Enunciado: Indique se cada afirmação abaixo está de acordo com o texto sobre o ano novo, respondendo sim ou não e citando as palavras do texto que decidem a questão. (a) O texto afirma que o tempo é contínuo. (b) O texto afirma que a maioria das promessas feitas com emoção se cumpre. (c) O texto afirma que, no ano novo, se pensa nos amigos.

Documento:
☆ ☆ ☆ ☆ ☆

Thursday, January 1, 2009

Porque me apraz o ano novo

Talvez deva começar explicando porque não me agrada o ano novo. Não me apraz porque:
Dá a alguns a ideia de que o tempo está dividido em porções em que uma termina e outra começa. O tempo é contínuo. Não é uma cadeia de salsichas que pode ser cortada segundo o gosto do que come.
Leva o homem a falar muitas mentiras. Visitemos as igrejas ou os lares, na intimidade, onde se fazem ao Senhor todas as espécies de promessas, que são o resultado do estado mental carregado de emoção. Na realidade, poucas são as promessas feitas desse modo que se cumprem. Assim, o homem habitua-se a mentir com todo o descaro.
Faz-nos conscientes da nossa idade. Dizem que as mulheres param de contar os seus anos depois dos trinta. Os homens igualmente bem o desejariam, mas, como são o “sexo forte”, passam a vida tragando o medo e o desgosto de não revelarem tanta aversão à velhice como as mulheres. Enfim, estas recusam tornar-se velhas, e os homens desenvolvem um complexo de inferioridade ainda que se acham superiores.
Por estas e muitas outras razoes, não me agrada o ano novo. Creio, realmente, que a vida me seria agradável se não houvesse estes lapsos de que hoje é Dezembro e amanhã é Janeiro. Mas, como a sucessão dos anos é inevitável, vejo-me forçado a dizer porque o ano novo me apraz.
Primeiro, Porque me dão sentido matemático de exame interno. Paro e penso no que fiz e no que me falta fazer. Valorizo as minhas acções à luz dos meus ideais e, se as encontro deficientes, procuro melhorá-las. Penso nos meus amigos e vejo se tenho sido amigo; medito nas minhas bênçãos e vejo se tenho sido grato; examino as minhas reacções no convívio com os demais e vejo se tenho sido critico ou negativo no meu procedimento; penso nos que trabalham comigo, para ver se os tenho tratado bem, ou se tenho sido demasiado rude nas minhas relações pessoais. Por tudo isto, o ano novo me apraz.

☆ ☆ ☆ ☆ ☆

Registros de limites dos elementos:
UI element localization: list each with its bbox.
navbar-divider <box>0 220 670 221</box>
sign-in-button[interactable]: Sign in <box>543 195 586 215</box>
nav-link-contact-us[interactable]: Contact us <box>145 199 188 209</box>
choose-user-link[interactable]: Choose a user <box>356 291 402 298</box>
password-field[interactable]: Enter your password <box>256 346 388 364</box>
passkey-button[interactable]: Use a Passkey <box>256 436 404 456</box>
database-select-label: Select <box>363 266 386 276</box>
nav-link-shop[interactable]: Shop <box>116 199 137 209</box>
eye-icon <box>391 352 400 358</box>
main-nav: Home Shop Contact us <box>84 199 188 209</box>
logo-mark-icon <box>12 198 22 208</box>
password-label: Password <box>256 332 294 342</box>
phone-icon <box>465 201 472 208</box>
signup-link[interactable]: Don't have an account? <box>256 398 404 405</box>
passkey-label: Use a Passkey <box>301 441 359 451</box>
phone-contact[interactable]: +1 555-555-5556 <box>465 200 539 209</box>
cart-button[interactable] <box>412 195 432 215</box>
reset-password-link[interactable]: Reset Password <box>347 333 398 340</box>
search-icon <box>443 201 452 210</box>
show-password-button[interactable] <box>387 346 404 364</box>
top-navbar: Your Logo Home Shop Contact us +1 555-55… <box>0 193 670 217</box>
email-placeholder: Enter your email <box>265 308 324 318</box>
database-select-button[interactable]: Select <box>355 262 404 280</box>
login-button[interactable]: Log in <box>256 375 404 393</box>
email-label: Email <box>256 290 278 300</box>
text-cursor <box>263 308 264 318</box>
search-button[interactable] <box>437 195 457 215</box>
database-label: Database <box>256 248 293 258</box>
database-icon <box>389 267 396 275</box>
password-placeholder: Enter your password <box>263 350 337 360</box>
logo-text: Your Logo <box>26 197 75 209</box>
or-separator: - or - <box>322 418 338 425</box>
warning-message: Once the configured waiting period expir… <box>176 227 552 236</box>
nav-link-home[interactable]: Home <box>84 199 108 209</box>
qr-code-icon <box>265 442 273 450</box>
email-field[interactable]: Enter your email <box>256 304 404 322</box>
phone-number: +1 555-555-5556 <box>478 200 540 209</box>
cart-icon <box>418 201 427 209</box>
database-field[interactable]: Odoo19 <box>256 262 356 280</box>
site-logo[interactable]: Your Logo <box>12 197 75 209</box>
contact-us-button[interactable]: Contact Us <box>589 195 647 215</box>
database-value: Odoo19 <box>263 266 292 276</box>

☆ ☆ ☆ ☆ ☆

Resposta:
(a) Sim: "O tempo é contínuo."
(b) Não: "Na realidade, poucas são as promessas feitas desse modo que se cumprem."
(c) Sim: "Penso nos meus amigos e vejo se tenho sido amigo"